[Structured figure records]
************

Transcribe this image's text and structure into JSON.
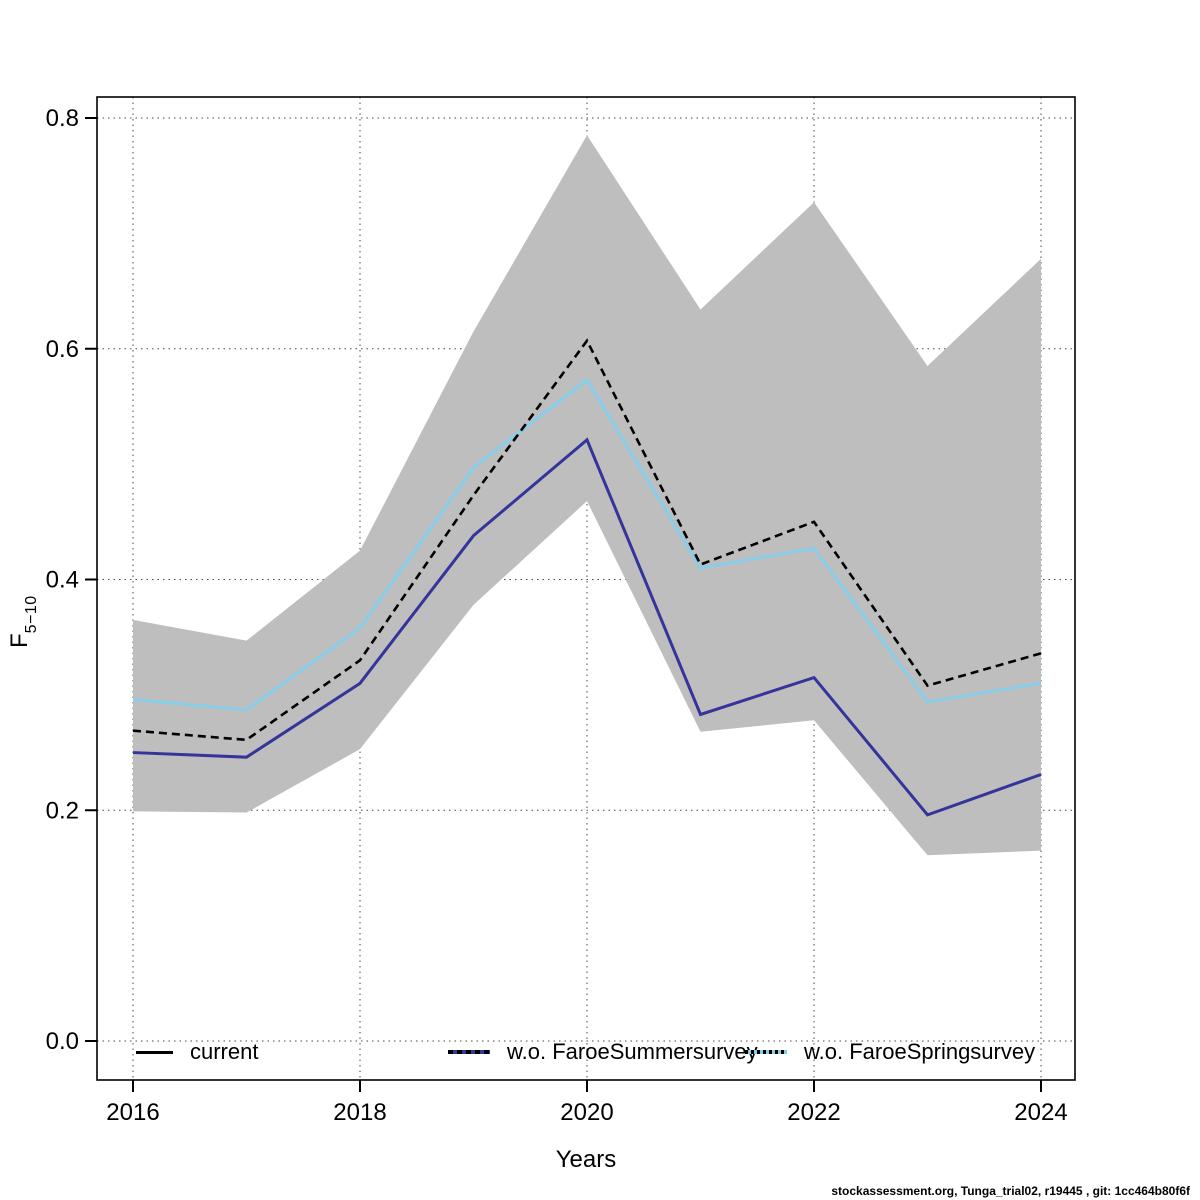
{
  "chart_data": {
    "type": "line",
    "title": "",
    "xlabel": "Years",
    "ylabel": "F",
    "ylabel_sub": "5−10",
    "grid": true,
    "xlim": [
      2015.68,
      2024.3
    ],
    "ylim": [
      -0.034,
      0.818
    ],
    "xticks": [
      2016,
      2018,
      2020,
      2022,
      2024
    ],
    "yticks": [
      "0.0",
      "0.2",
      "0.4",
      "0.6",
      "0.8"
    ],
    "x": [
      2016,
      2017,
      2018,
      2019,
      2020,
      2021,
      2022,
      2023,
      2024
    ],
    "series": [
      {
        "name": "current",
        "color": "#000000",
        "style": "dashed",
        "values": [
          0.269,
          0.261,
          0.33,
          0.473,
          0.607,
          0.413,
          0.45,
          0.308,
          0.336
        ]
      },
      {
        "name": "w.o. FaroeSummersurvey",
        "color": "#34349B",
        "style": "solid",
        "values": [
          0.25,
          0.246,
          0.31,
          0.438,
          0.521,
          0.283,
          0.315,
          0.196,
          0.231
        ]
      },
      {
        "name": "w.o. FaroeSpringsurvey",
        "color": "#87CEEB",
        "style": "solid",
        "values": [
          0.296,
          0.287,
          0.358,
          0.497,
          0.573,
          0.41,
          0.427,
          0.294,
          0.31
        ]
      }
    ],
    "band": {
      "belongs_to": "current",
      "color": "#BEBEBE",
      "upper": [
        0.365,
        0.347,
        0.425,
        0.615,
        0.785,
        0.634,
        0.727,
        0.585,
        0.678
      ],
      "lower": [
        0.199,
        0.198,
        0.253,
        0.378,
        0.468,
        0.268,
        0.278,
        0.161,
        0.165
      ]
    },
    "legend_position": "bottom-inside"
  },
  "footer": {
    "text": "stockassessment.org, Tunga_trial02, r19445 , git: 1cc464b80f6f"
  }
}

************

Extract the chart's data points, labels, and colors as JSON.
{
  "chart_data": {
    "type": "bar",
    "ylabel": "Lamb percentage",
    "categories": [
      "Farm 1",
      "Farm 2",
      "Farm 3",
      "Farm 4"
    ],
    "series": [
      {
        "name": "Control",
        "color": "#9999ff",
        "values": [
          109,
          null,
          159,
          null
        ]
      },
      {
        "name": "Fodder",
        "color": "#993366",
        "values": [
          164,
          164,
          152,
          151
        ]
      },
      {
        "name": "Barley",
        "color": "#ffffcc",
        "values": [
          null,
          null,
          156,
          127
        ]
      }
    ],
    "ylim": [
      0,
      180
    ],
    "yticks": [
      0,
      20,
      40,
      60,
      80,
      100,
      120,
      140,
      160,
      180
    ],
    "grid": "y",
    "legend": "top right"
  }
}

************

STATED TASK:
Pull out each line of the entries that contains "JSON".

SOLUTION:
Transcribe this image's text and structure into JSON.
Extract the chart's data points, labels, and colors as JSON.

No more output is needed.